[Start RECORDS SHOWN]

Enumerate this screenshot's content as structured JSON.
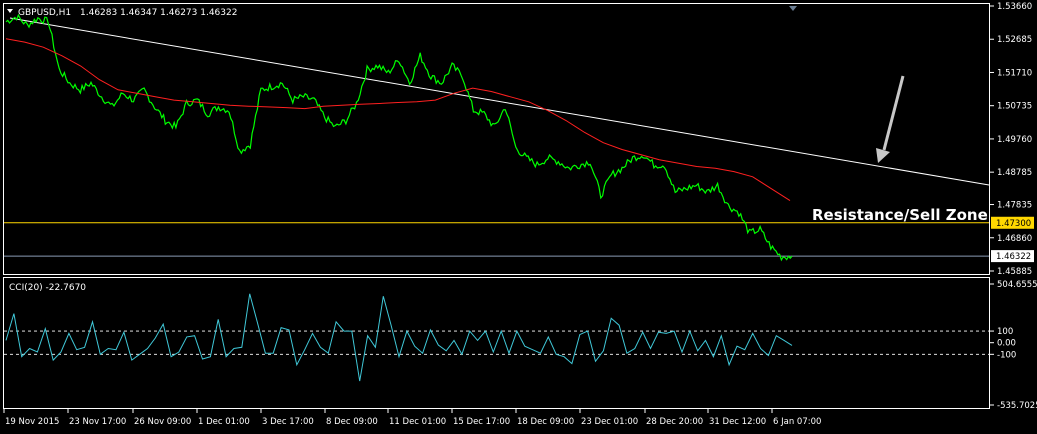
{
  "header": {
    "symbol": "GBPUSD,H1",
    "ohlc": "1.46283 1.46347 1.46273 1.46322"
  },
  "annotation": "Resistance/Sell Zone",
  "colors": {
    "price": "#00ff00",
    "ma": "#ff2020",
    "trendline": "#ffffff",
    "resistance": "#ffd700",
    "current_price_line": "#8a9bb5",
    "cci": "#40c8d8",
    "arrow": "#c8c8c8",
    "grid_frame": "#ffffff"
  },
  "chart_data": [
    {
      "type": "line",
      "ylim": [
        1.45885,
        1.5366
      ],
      "y_ticks": [
        "1.53660",
        "1.52685",
        "1.51710",
        "1.50735",
        "1.49760",
        "1.48785",
        "1.47835",
        "1.46860",
        "1.45885"
      ],
      "x_ticks": [
        "19 Nov 2015",
        "23 Nov 17:00",
        "26 Nov 09:00",
        "1 Dec 01:00",
        "3 Dec 17:00",
        "8 Dec 09:00",
        "11 Dec 01:00",
        "15 Dec 17:00",
        "18 Dec 09:00",
        "23 Dec 01:00",
        "28 Dec 20:00",
        "31 Dec 12:00",
        "6 Jan 07:00"
      ],
      "price_labels": {
        "resistance": "1.47300",
        "current": "1.46322"
      },
      "levels": {
        "resistance": 1.473,
        "current": 1.46322
      },
      "series": [
        {
          "values": [
            1.532,
            1.5335,
            1.531,
            1.533,
            1.532,
            1.518,
            1.514,
            1.512,
            1.514,
            1.51,
            1.507,
            1.511,
            1.509,
            1.512,
            1.507,
            1.503,
            1.501,
            1.508,
            1.509,
            1.505,
            1.507,
            1.506,
            1.494,
            1.496,
            1.512,
            1.513,
            1.514,
            1.509,
            1.51,
            1.509,
            1.504,
            1.501,
            1.503,
            1.508,
            1.518,
            1.519,
            1.517,
            1.521,
            1.514,
            1.522,
            1.516,
            1.514,
            1.519,
            1.516,
            1.506,
            1.505,
            1.501,
            1.507,
            1.495,
            1.492,
            1.49,
            1.492,
            1.491,
            1.489,
            1.49,
            1.491,
            1.481,
            1.487,
            1.489,
            1.492,
            1.493,
            1.49,
            1.49,
            1.482,
            1.483,
            1.484,
            1.482,
            1.484,
            1.478,
            1.476,
            1.47,
            1.471,
            1.466,
            1.463,
            1.4632
          ]
        },
        {
          "values": [
            1.527,
            1.526,
            1.5245,
            1.522,
            1.519,
            1.515,
            1.512,
            1.511,
            1.51,
            1.509,
            1.5085,
            1.508,
            1.5075,
            1.5072,
            1.507,
            1.5068,
            1.5065,
            1.5072,
            1.5075,
            1.5078,
            1.508,
            1.5083,
            1.5085,
            1.509,
            1.511,
            1.5125,
            1.5115,
            1.51,
            1.5085,
            1.506,
            1.503,
            1.4995,
            1.4965,
            1.4945,
            1.493,
            1.4915,
            1.4905,
            1.4895,
            1.489,
            1.488,
            1.4865,
            1.483,
            1.4795
          ]
        }
      ]
    },
    {
      "type": "line",
      "title": "CCI(20) -22.7670",
      "ylim": [
        -535.7025,
        504.6555
      ],
      "y_ticks": [
        "504.6555",
        "100",
        "0.00",
        "-100",
        "-535.7025"
      ],
      "levels": [
        100,
        -100
      ],
      "series": [
        {
          "values": [
            20,
            250,
            -120,
            -50,
            -80,
            120,
            -150,
            -80,
            80,
            -60,
            -40,
            180,
            -100,
            -50,
            -60,
            90,
            -150,
            -100,
            -50,
            40,
            160,
            -120,
            -80,
            50,
            60,
            -140,
            -120,
            200,
            -120,
            -50,
            -40,
            420,
            170,
            -90,
            -90,
            130,
            110,
            -190,
            -60,
            80,
            -40,
            -90,
            180,
            100,
            100,
            -330,
            60,
            -40,
            400,
            150,
            -120,
            100,
            -30,
            -90,
            110,
            -20,
            -70,
            20,
            -100,
            100,
            20,
            100,
            -80,
            100,
            -90,
            100,
            -30,
            -60,
            -90,
            50,
            -100,
            -120,
            -180,
            70,
            100,
            -160,
            -70,
            210,
            150,
            -90,
            -50,
            90,
            -50,
            90,
            80,
            100,
            -80,
            100,
            -70,
            20,
            -120,
            60,
            -190,
            -30,
            -60,
            80,
            -50,
            -110,
            60,
            20,
            -23
          ]
        }
      ]
    }
  ]
}
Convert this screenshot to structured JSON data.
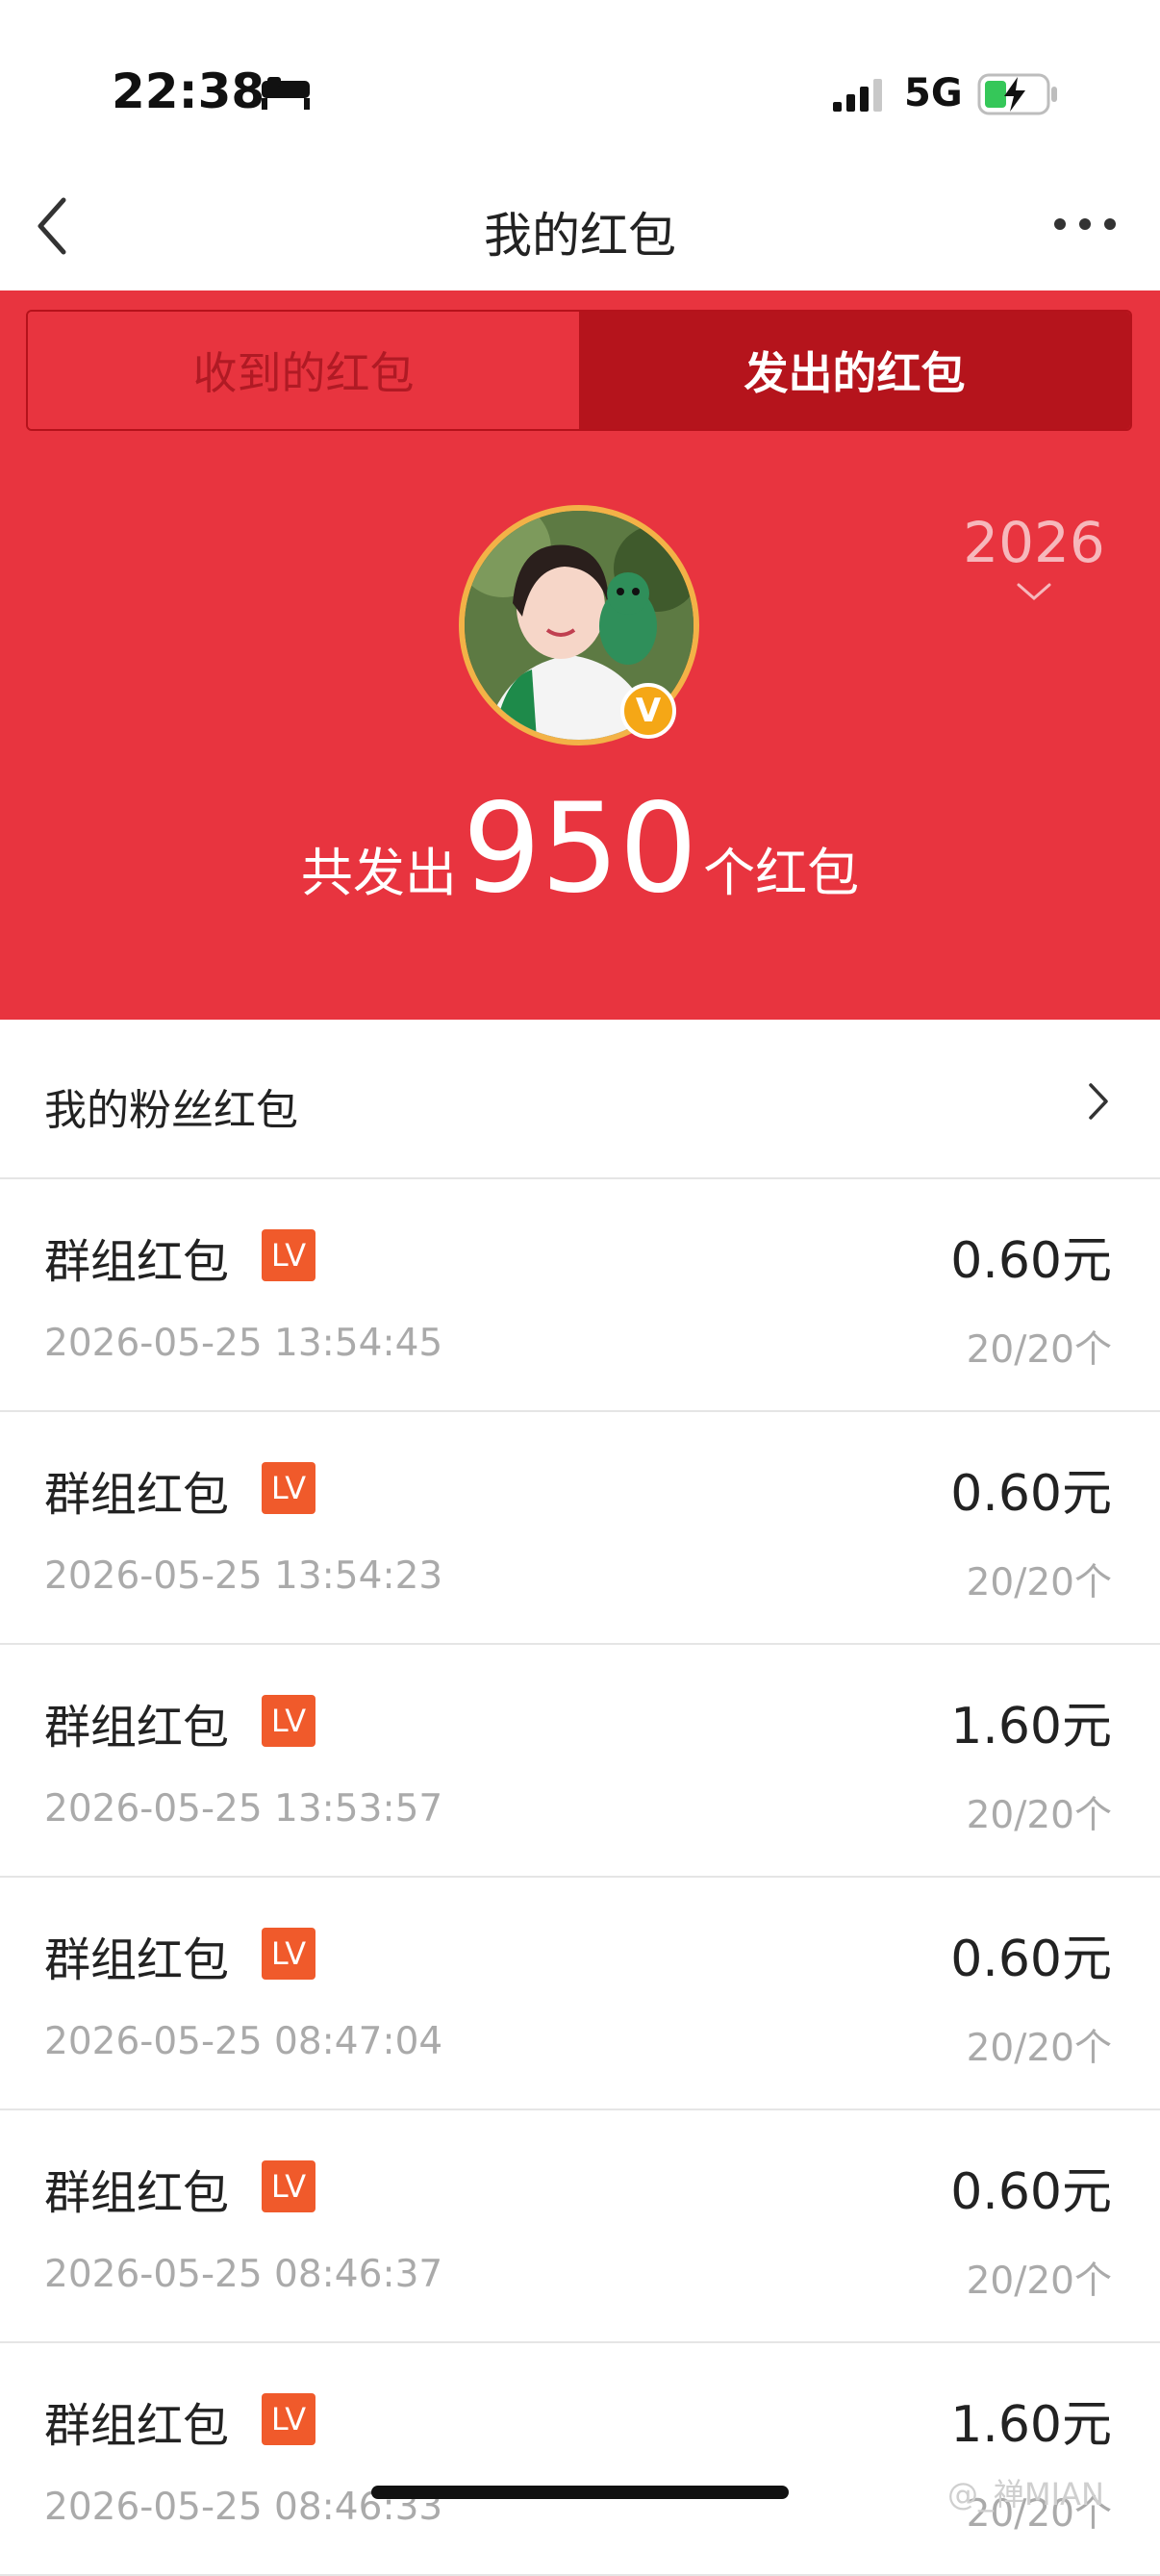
{
  "status_bar": {
    "time": "22:38",
    "network": "5G",
    "icons": [
      "bed-icon",
      "signal-icon",
      "battery-charging-icon"
    ]
  },
  "nav": {
    "title": "我的红包",
    "icons": [
      "back-icon",
      "more-icon"
    ]
  },
  "tabs": [
    {
      "label": "收到的红包",
      "active": false
    },
    {
      "label": "发出的红包",
      "active": true
    }
  ],
  "header": {
    "year": "2026",
    "summary_prefix": "共发出",
    "summary_count": "950",
    "summary_suffix": "个红包",
    "badge": "V",
    "colors": {
      "background": "#e8343f",
      "active_tab": "#b5141c",
      "avatar_ring": "#f3b247",
      "badge": "#f5a716"
    }
  },
  "fan_section": {
    "label": "我的粉丝红包"
  },
  "records": [
    {
      "title": "群组红包",
      "badge": "LV",
      "time": "2026-05-25 13:54:45",
      "amount": "0.60元",
      "count": "20/20个"
    },
    {
      "title": "群组红包",
      "badge": "LV",
      "time": "2026-05-25 13:54:23",
      "amount": "0.60元",
      "count": "20/20个"
    },
    {
      "title": "群组红包",
      "badge": "LV",
      "time": "2026-05-25 13:53:57",
      "amount": "1.60元",
      "count": "20/20个"
    },
    {
      "title": "群组红包",
      "badge": "LV",
      "time": "2026-05-25 08:47:04",
      "amount": "0.60元",
      "count": "20/20个"
    },
    {
      "title": "群组红包",
      "badge": "LV",
      "time": "2026-05-25 08:46:37",
      "amount": "0.60元",
      "count": "20/20个"
    },
    {
      "title": "群组红包",
      "badge": "LV",
      "time": "2026-05-25 08:46:33",
      "amount": "1.60元",
      "count": "20/20个"
    }
  ],
  "watermark": "@_禅MIAN"
}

[End RECORDS SHOWN]

## OBJECTIVE:
Copy the entries above faithfully and omit every image.

## CORRECT OUTPUT:
Enumerate this screenshot's content as structured JSON.
{
  "header": {
    "symbol": "GBPUSD,H1",
    "ohlc": "1.46283 1.46347 1.46273 1.46322"
  },
  "annotation": "Resistance/Sell Zone",
  "colors": {
    "price": "#00ff00",
    "ma": "#ff2020",
    "trendline": "#ffffff",
    "resistance": "#ffd700",
    "current_price_line": "#8a9bb5",
    "cci": "#40c8d8",
    "arrow": "#c8c8c8",
    "grid_frame": "#ffffff"
  },
  "chart_data": [
    {
      "type": "line",
      "ylim": [
        1.45885,
        1.5366
      ],
      "y_ticks": [
        "1.53660",
        "1.52685",
        "1.51710",
        "1.50735",
        "1.49760",
        "1.48785",
        "1.47835",
        "1.46860",
        "1.45885"
      ],
      "x_ticks": [
        "19 Nov 2015",
        "23 Nov 17:00",
        "26 Nov 09:00",
        "1 Dec 01:00",
        "3 Dec 17:00",
        "8 Dec 09:00",
        "11 Dec 01:00",
        "15 Dec 17:00",
        "18 Dec 09:00",
        "23 Dec 01:00",
        "28 Dec 20:00",
        "31 Dec 12:00",
        "6 Jan 07:00"
      ],
      "price_labels": {
        "resistance": "1.47300",
        "current": "1.46322"
      },
      "levels": {
        "resistance": 1.473,
        "current": 1.46322
      },
      "series": [
        {
          "values": [
            1.532,
            1.5335,
            1.531,
            1.533,
            1.532,
            1.518,
            1.514,
            1.512,
            1.514,
            1.51,
            1.507,
            1.511,
            1.509,
            1.512,
            1.507,
            1.503,
            1.501,
            1.508,
            1.509,
            1.505,
            1.507,
            1.506,
            1.494,
            1.496,
            1.512,
            1.513,
            1.514,
            1.509,
            1.51,
            1.509,
            1.504,
            1.501,
            1.503,
            1.508,
            1.518,
            1.519,
            1.517,
            1.521,
            1.514,
            1.522,
            1.516,
            1.514,
            1.519,
            1.516,
            1.506,
            1.505,
            1.501,
            1.507,
            1.495,
            1.492,
            1.49,
            1.492,
            1.491,
            1.489,
            1.49,
            1.491,
            1.481,
            1.487,
            1.489,
            1.492,
            1.493,
            1.49,
            1.49,
            1.482,
            1.483,
            1.484,
            1.482,
            1.484,
            1.478,
            1.476,
            1.47,
            1.471,
            1.466,
            1.463,
            1.4632
          ]
        },
        {
          "values": [
            1.527,
            1.526,
            1.5245,
            1.522,
            1.519,
            1.515,
            1.512,
            1.511,
            1.51,
            1.509,
            1.5085,
            1.508,
            1.5075,
            1.5072,
            1.507,
            1.5068,
            1.5065,
            1.5072,
            1.5075,
            1.5078,
            1.508,
            1.5083,
            1.5085,
            1.509,
            1.511,
            1.5125,
            1.5115,
            1.51,
            1.5085,
            1.506,
            1.503,
            1.4995,
            1.4965,
            1.4945,
            1.493,
            1.4915,
            1.4905,
            1.4895,
            1.489,
            1.488,
            1.4865,
            1.483,
            1.4795
          ]
        }
      ]
    },
    {
      "type": "line",
      "title": "CCI(20) -22.7670",
      "ylim": [
        -535.7025,
        504.6555
      ],
      "y_ticks": [
        "504.6555",
        "100",
        "0.00",
        "-100",
        "-535.7025"
      ],
      "levels": [
        100,
        -100
      ],
      "series": [
        {
          "values": [
            20,
            250,
            -120,
            -50,
            -80,
            120,
            -150,
            -80,
            80,
            -60,
            -40,
            180,
            -100,
            -50,
            -60,
            90,
            -150,
            -100,
            -50,
            40,
            160,
            -120,
            -80,
            50,
            60,
            -140,
            -120,
            200,
            -120,
            -50,
            -40,
            420,
            170,
            -90,
            -90,
            130,
            110,
            -190,
            -60,
            80,
            -40,
            -90,
            180,
            100,
            100,
            -330,
            60,
            -40,
            400,
            150,
            -120,
            100,
            -30,
            -90,
            110,
            -20,
            -70,
            20,
            -100,
            100,
            20,
            100,
            -80,
            100,
            -90,
            100,
            -30,
            -60,
            -90,
            50,
            -100,
            -120,
            -180,
            70,
            100,
            -160,
            -70,
            210,
            150,
            -90,
            -50,
            90,
            -50,
            90,
            80,
            100,
            -80,
            100,
            -70,
            20,
            -120,
            60,
            -190,
            -30,
            -60,
            80,
            -50,
            -110,
            60,
            20,
            -23
          ]
        }
      ]
    }
  ]
}
Convert this screenshot to structured JSON data.
{
  "status_bar": {
    "time": "22:38",
    "network": "5G",
    "icons": [
      "bed-icon",
      "signal-icon",
      "battery-charging-icon"
    ]
  },
  "nav": {
    "title": "我的红包",
    "icons": [
      "back-icon",
      "more-icon"
    ]
  },
  "tabs": [
    {
      "label": "收到的红包",
      "active": false
    },
    {
      "label": "发出的红包",
      "active": true
    }
  ],
  "header": {
    "year": "2026",
    "summary_prefix": "共发出",
    "summary_count": "950",
    "summary_suffix": "个红包",
    "badge": "V",
    "colors": {
      "background": "#e8343f",
      "active_tab": "#b5141c",
      "avatar_ring": "#f3b247",
      "badge": "#f5a716"
    }
  },
  "fan_section": {
    "label": "我的粉丝红包"
  },
  "records": [
    {
      "title": "群组红包",
      "badge": "LV",
      "time": "2026-05-25 13:54:45",
      "amount": "0.60元",
      "count": "20/20个"
    },
    {
      "title": "群组红包",
      "badge": "LV",
      "time": "2026-05-25 13:54:23",
      "amount": "0.60元",
      "count": "20/20个"
    },
    {
      "title": "群组红包",
      "badge": "LV",
      "time": "2026-05-25 13:53:57",
      "amount": "1.60元",
      "count": "20/20个"
    },
    {
      "title": "群组红包",
      "badge": "LV",
      "time": "2026-05-25 08:47:04",
      "amount": "0.60元",
      "count": "20/20个"
    },
    {
      "title": "群组红包",
      "badge": "LV",
      "time": "2026-05-25 08:46:37",
      "amount": "0.60元",
      "count": "20/20个"
    },
    {
      "title": "群组红包",
      "badge": "LV",
      "time": "2026-05-25 08:46:33",
      "amount": "1.60元",
      "count": "20/20个"
    }
  ],
  "watermark": "@_禅MIAN"
}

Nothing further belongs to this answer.